Set exercise: Print out each entry below exactly, please.

Figure contents as structured data
::::::::::

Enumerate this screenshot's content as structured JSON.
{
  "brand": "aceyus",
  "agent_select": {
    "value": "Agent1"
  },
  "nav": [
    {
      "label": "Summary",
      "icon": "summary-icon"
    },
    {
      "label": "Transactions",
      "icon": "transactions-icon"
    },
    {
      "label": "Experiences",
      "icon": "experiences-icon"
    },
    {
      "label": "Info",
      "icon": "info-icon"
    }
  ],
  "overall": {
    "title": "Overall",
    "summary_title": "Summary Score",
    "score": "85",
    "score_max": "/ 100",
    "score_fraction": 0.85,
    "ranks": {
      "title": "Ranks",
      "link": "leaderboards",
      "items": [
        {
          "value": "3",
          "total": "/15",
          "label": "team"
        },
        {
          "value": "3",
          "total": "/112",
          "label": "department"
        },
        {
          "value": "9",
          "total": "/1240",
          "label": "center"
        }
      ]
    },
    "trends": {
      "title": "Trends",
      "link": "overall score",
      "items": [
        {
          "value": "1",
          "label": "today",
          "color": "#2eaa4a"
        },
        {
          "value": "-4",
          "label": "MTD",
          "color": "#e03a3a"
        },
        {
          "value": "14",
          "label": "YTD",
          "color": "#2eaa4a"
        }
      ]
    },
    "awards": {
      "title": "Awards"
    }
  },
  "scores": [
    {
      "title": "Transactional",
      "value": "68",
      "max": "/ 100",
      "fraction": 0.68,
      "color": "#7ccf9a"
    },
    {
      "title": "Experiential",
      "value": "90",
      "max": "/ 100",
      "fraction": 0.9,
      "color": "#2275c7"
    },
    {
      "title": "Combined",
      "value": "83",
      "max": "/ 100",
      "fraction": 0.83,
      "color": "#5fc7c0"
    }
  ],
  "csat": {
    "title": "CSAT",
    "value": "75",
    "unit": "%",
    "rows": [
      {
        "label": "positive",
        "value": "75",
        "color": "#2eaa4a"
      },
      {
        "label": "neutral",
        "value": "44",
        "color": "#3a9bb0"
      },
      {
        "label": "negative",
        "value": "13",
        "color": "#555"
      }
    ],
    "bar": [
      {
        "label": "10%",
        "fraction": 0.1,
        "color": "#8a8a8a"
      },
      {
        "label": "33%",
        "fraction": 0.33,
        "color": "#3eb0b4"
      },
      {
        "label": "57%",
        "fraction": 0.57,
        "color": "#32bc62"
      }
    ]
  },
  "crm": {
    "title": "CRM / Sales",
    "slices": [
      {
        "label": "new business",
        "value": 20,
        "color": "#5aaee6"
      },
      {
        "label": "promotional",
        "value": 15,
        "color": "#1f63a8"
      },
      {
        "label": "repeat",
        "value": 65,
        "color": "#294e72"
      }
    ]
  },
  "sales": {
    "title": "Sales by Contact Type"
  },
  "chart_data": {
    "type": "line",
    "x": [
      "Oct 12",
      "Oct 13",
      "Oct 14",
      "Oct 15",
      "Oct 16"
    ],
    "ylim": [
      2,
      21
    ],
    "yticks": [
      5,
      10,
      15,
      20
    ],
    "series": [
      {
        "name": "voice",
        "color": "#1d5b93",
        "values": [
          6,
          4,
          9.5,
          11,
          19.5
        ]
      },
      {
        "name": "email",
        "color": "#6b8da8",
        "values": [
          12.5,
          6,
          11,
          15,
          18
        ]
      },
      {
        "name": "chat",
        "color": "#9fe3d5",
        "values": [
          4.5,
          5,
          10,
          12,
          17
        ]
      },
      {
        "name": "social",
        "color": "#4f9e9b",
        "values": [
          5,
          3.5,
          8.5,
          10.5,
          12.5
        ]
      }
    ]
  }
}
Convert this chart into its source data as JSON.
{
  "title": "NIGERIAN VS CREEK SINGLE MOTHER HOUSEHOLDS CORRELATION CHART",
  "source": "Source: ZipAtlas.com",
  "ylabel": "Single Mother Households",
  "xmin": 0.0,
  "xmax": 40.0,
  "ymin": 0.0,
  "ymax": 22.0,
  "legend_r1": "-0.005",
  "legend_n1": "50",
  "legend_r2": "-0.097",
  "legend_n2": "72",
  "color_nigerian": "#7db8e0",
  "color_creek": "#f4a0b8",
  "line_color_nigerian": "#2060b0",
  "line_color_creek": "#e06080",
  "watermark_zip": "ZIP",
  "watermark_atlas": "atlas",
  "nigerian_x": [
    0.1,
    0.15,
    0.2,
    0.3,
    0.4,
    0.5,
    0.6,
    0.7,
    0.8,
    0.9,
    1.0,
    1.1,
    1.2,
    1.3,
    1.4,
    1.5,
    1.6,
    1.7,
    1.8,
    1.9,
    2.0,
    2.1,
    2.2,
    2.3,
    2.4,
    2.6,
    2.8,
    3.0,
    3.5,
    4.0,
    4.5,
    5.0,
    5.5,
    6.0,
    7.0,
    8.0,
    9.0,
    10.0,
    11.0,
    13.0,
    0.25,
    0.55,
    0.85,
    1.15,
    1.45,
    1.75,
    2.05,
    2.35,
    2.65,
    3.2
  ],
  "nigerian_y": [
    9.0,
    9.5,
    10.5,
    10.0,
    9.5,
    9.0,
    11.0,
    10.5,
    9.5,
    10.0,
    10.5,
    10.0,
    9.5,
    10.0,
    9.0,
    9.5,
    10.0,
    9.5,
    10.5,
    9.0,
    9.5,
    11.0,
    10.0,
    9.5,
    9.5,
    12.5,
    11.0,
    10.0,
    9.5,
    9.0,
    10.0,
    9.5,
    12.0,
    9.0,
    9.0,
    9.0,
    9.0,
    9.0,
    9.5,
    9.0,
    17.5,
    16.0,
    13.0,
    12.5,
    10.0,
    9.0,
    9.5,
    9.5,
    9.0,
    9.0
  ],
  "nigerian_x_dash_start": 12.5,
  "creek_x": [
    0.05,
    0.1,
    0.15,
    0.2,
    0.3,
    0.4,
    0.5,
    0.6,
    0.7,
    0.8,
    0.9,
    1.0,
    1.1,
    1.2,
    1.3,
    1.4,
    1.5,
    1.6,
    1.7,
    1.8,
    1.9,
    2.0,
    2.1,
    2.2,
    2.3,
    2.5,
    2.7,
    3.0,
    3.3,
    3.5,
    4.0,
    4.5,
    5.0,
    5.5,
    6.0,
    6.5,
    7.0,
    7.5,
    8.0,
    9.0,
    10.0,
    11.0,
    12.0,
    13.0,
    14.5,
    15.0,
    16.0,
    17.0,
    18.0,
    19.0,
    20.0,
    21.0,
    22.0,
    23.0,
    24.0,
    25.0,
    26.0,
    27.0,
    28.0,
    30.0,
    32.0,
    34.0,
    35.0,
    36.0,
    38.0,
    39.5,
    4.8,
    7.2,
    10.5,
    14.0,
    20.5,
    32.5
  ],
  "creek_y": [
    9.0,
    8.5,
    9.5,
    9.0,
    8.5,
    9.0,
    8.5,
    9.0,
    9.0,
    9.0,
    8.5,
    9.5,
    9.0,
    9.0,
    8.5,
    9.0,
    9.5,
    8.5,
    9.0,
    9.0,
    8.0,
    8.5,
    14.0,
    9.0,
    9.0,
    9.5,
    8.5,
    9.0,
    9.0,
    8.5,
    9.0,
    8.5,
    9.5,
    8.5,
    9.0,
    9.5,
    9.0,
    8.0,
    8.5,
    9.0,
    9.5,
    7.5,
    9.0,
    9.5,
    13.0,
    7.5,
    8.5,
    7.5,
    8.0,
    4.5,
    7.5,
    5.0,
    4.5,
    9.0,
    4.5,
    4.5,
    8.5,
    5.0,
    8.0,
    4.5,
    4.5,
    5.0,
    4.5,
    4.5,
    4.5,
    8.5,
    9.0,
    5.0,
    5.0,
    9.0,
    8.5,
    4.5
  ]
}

::::::::::

Result:
Enumerate this screenshot's content as structured JSON.
{
  "brand": "aceyus",
  "agent_select": {
    "value": "Agent1"
  },
  "nav": [
    {
      "label": "Summary",
      "icon": "summary-icon"
    },
    {
      "label": "Transactions",
      "icon": "transactions-icon"
    },
    {
      "label": "Experiences",
      "icon": "experiences-icon"
    },
    {
      "label": "Info",
      "icon": "info-icon"
    }
  ],
  "overall": {
    "title": "Overall",
    "summary_title": "Summary Score",
    "score": "85",
    "score_max": "/ 100",
    "score_fraction": 0.85,
    "ranks": {
      "title": "Ranks",
      "link": "leaderboards",
      "items": [
        {
          "value": "3",
          "total": "/15",
          "label": "team"
        },
        {
          "value": "3",
          "total": "/112",
          "label": "department"
        },
        {
          "value": "9",
          "total": "/1240",
          "label": "center"
        }
      ]
    },
    "trends": {
      "title": "Trends",
      "link": "overall score",
      "items": [
        {
          "value": "1",
          "label": "today",
          "color": "#2eaa4a"
        },
        {
          "value": "-4",
          "label": "MTD",
          "color": "#e03a3a"
        },
        {
          "value": "14",
          "label": "YTD",
          "color": "#2eaa4a"
        }
      ]
    },
    "awards": {
      "title": "Awards"
    }
  },
  "scores": [
    {
      "title": "Transactional",
      "value": "68",
      "max": "/ 100",
      "fraction": 0.68,
      "color": "#7ccf9a"
    },
    {
      "title": "Experiential",
      "value": "90",
      "max": "/ 100",
      "fraction": 0.9,
      "color": "#2275c7"
    },
    {
      "title": "Combined",
      "value": "83",
      "max": "/ 100",
      "fraction": 0.83,
      "color": "#5fc7c0"
    }
  ],
  "csat": {
    "title": "CSAT",
    "value": "75",
    "unit": "%",
    "rows": [
      {
        "label": "positive",
        "value": "75",
        "color": "#2eaa4a"
      },
      {
        "label": "neutral",
        "value": "44",
        "color": "#3a9bb0"
      },
      {
        "label": "negative",
        "value": "13",
        "color": "#555"
      }
    ],
    "bar": [
      {
        "label": "10%",
        "fraction": 0.1,
        "color": "#8a8a8a"
      },
      {
        "label": "33%",
        "fraction": 0.33,
        "color": "#3eb0b4"
      },
      {
        "label": "57%",
        "fraction": 0.57,
        "color": "#32bc62"
      }
    ]
  },
  "crm": {
    "title": "CRM / Sales",
    "slices": [
      {
        "label": "new business",
        "value": 20,
        "color": "#5aaee6"
      },
      {
        "label": "promotional",
        "value": 15,
        "color": "#1f63a8"
      },
      {
        "label": "repeat",
        "value": 65,
        "color": "#294e72"
      }
    ]
  },
  "sales": {
    "title": "Sales by Contact Type"
  },
  "chart_data": {
    "type": "line",
    "x": [
      "Oct 12",
      "Oct 13",
      "Oct 14",
      "Oct 15",
      "Oct 16"
    ],
    "ylim": [
      2,
      21
    ],
    "yticks": [
      5,
      10,
      15,
      20
    ],
    "series": [
      {
        "name": "voice",
        "color": "#1d5b93",
        "values": [
          6,
          4,
          9.5,
          11,
          19.5
        ]
      },
      {
        "name": "email",
        "color": "#6b8da8",
        "values": [
          12.5,
          6,
          11,
          15,
          18
        ]
      },
      {
        "name": "chat",
        "color": "#9fe3d5",
        "values": [
          4.5,
          5,
          10,
          12,
          17
        ]
      },
      {
        "name": "social",
        "color": "#4f9e9b",
        "values": [
          5,
          3.5,
          8.5,
          10.5,
          12.5
        ]
      }
    ]
  }
}
Convert this chart into its source data as JSON.
{
  "title": "NIGERIAN VS CREEK SINGLE MOTHER HOUSEHOLDS CORRELATION CHART",
  "source": "Source: ZipAtlas.com",
  "ylabel": "Single Mother Households",
  "xmin": 0.0,
  "xmax": 40.0,
  "ymin": 0.0,
  "ymax": 22.0,
  "legend_r1": "-0.005",
  "legend_n1": "50",
  "legend_r2": "-0.097",
  "legend_n2": "72",
  "color_nigerian": "#7db8e0",
  "color_creek": "#f4a0b8",
  "line_color_nigerian": "#2060b0",
  "line_color_creek": "#e06080",
  "watermark_zip": "ZIP",
  "watermark_atlas": "atlas",
  "nigerian_x": [
    0.1,
    0.15,
    0.2,
    0.3,
    0.4,
    0.5,
    0.6,
    0.7,
    0.8,
    0.9,
    1.0,
    1.1,
    1.2,
    1.3,
    1.4,
    1.5,
    1.6,
    1.7,
    1.8,
    1.9,
    2.0,
    2.1,
    2.2,
    2.3,
    2.4,
    2.6,
    2.8,
    3.0,
    3.5,
    4.0,
    4.5,
    5.0,
    5.5,
    6.0,
    7.0,
    8.0,
    9.0,
    10.0,
    11.0,
    13.0,
    0.25,
    0.55,
    0.85,
    1.15,
    1.45,
    1.75,
    2.05,
    2.35,
    2.65,
    3.2
  ],
  "nigerian_y": [
    9.0,
    9.5,
    10.5,
    10.0,
    9.5,
    9.0,
    11.0,
    10.5,
    9.5,
    10.0,
    10.5,
    10.0,
    9.5,
    10.0,
    9.0,
    9.5,
    10.0,
    9.5,
    10.5,
    9.0,
    9.5,
    11.0,
    10.0,
    9.5,
    9.5,
    12.5,
    11.0,
    10.0,
    9.5,
    9.0,
    10.0,
    9.5,
    12.0,
    9.0,
    9.0,
    9.0,
    9.0,
    9.0,
    9.5,
    9.0,
    17.5,
    16.0,
    13.0,
    12.5,
    10.0,
    9.0,
    9.5,
    9.5,
    9.0,
    9.0
  ],
  "nigerian_x_dash_start": 12.5,
  "creek_x": [
    0.05,
    0.1,
    0.15,
    0.2,
    0.3,
    0.4,
    0.5,
    0.6,
    0.7,
    0.8,
    0.9,
    1.0,
    1.1,
    1.2,
    1.3,
    1.4,
    1.5,
    1.6,
    1.7,
    1.8,
    1.9,
    2.0,
    2.1,
    2.2,
    2.3,
    2.5,
    2.7,
    3.0,
    3.3,
    3.5,
    4.0,
    4.5,
    5.0,
    5.5,
    6.0,
    6.5,
    7.0,
    7.5,
    8.0,
    9.0,
    10.0,
    11.0,
    12.0,
    13.0,
    14.5,
    15.0,
    16.0,
    17.0,
    18.0,
    19.0,
    20.0,
    21.0,
    22.0,
    23.0,
    24.0,
    25.0,
    26.0,
    27.0,
    28.0,
    30.0,
    32.0,
    34.0,
    35.0,
    36.0,
    38.0,
    39.5,
    4.8,
    7.2,
    10.5,
    14.0,
    20.5,
    32.5
  ],
  "creek_y": [
    9.0,
    8.5,
    9.5,
    9.0,
    8.5,
    9.0,
    8.5,
    9.0,
    9.0,
    9.0,
    8.5,
    9.5,
    9.0,
    9.0,
    8.5,
    9.0,
    9.5,
    8.5,
    9.0,
    9.0,
    8.0,
    8.5,
    14.0,
    9.0,
    9.0,
    9.5,
    8.5,
    9.0,
    9.0,
    8.5,
    9.0,
    8.5,
    9.5,
    8.5,
    9.0,
    9.5,
    9.0,
    8.0,
    8.5,
    9.0,
    9.5,
    7.5,
    9.0,
    9.5,
    13.0,
    7.5,
    8.5,
    7.5,
    8.0,
    4.5,
    7.5,
    5.0,
    4.5,
    9.0,
    4.5,
    4.5,
    8.5,
    5.0,
    8.0,
    4.5,
    4.5,
    5.0,
    4.5,
    4.5,
    4.5,
    8.5,
    9.0,
    5.0,
    5.0,
    9.0,
    8.5,
    4.5
  ]
}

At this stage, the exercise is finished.